[Dataset entries]
= = = =
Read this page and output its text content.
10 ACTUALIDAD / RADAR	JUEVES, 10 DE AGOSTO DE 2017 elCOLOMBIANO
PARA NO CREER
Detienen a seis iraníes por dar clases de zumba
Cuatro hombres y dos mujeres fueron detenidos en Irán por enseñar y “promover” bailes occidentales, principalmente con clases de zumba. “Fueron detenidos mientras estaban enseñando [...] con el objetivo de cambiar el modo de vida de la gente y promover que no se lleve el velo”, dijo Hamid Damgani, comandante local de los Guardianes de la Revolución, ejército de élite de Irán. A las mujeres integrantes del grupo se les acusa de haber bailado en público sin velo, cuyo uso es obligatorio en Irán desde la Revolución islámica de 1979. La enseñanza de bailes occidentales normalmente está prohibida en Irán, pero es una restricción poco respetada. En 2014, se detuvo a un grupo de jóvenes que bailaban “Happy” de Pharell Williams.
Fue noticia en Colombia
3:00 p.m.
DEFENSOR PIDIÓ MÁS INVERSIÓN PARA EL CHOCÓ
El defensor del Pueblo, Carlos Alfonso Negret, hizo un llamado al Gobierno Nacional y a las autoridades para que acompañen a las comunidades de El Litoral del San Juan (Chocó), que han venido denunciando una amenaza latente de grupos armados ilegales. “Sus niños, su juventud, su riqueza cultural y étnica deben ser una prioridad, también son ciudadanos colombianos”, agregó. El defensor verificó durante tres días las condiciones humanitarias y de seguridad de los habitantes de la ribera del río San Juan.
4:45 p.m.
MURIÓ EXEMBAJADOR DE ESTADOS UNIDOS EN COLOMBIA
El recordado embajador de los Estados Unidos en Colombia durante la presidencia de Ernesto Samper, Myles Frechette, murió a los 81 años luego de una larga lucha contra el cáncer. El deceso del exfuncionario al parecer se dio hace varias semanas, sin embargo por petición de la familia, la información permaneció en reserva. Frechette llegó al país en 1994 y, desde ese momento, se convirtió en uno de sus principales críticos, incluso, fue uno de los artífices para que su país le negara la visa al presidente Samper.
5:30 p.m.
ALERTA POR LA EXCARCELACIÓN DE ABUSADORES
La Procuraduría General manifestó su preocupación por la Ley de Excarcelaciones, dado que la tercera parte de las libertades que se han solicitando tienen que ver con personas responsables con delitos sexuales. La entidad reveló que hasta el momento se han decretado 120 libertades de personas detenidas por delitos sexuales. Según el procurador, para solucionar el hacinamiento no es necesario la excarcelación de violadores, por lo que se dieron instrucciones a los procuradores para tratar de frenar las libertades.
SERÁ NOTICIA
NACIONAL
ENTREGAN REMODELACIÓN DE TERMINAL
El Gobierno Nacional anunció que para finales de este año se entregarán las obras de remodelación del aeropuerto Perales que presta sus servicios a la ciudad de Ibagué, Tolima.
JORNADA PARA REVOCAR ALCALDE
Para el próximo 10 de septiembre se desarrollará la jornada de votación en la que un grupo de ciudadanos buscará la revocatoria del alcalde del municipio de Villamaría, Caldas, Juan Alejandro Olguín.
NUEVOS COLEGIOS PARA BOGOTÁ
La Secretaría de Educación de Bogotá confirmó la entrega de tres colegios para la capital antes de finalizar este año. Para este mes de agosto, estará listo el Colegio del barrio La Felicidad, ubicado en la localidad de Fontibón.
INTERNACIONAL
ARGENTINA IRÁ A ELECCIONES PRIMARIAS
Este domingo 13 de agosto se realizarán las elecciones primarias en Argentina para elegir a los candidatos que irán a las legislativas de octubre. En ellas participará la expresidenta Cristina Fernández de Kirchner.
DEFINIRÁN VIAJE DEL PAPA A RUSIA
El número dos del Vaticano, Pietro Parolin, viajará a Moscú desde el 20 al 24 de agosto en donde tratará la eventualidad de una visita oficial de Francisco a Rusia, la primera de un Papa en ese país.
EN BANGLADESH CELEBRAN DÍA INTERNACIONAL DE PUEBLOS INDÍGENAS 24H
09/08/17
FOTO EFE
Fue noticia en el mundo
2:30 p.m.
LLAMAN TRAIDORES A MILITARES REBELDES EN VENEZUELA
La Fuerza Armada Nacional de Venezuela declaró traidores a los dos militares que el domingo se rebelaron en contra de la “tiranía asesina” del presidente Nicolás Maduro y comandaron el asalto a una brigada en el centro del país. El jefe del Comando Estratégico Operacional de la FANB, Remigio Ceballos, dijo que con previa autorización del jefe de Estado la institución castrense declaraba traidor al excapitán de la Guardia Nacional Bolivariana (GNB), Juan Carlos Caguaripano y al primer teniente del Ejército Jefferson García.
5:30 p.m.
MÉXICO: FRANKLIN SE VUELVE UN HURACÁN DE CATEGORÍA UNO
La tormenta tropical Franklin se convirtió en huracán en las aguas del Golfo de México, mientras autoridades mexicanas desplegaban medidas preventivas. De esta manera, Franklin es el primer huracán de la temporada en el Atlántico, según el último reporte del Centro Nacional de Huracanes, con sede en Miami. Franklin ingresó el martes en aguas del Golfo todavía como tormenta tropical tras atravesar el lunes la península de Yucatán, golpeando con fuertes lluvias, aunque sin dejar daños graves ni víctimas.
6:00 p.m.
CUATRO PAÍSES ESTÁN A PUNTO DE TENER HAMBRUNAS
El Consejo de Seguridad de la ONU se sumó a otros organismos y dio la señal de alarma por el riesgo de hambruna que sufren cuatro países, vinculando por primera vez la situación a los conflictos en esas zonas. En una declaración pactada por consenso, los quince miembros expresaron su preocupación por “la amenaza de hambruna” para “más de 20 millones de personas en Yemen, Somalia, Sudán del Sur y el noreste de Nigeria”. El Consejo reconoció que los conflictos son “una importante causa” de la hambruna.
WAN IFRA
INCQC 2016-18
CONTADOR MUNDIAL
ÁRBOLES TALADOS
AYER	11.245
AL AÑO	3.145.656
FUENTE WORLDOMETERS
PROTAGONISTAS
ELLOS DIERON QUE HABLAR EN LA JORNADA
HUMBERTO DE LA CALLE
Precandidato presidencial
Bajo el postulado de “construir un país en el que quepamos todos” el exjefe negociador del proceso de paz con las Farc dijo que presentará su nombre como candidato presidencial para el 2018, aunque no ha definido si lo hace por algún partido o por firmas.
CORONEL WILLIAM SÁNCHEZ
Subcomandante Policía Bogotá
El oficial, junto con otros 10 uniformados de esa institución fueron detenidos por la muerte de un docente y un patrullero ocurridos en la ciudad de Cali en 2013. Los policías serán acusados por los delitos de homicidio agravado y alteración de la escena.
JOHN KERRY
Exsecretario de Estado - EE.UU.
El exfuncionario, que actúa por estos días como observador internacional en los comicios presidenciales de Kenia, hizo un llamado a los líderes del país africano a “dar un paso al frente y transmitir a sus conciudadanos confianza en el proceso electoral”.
= = = =
• **SET TASK**
Look through the data above. Copy every line with the string "como" in it.

• **THE SOLUTION**
La tormenta tropical Franklin se convirtió en huracán en las aguas del Golfo de México, mientras autoridades mexicanas desplegaban medidas preventivas. De esta manera, Franklin es el primer huracán de la temporada en el Atlántico, según el último reporte del Centro Nacional de Huracanes, con sede en Miami. Franklin ingresó el martes en aguas del Golfo todavía como tormenta tropical tras atravesar el lunes la península de Yucatán, golpeando con fuertes lluvias, aunque sin dejar daños graves ni víctimas.
Bajo el postulado de “construir un país en el que quepamos todos” el exjefe negociador del proceso de paz con las Farc dijo que presentará su nombre como candidato presidencial para el 2018, aunque no ha definido si lo hace por algún partido o por firmas.
El exfuncionario, que actúa por estos días como observador internacional en los comicios presidenciales de Kenia, hizo un llamado a los líderes del país africano a “dar un paso al frente y transmitir a sus conciudadanos confianza en el proceso electoral”.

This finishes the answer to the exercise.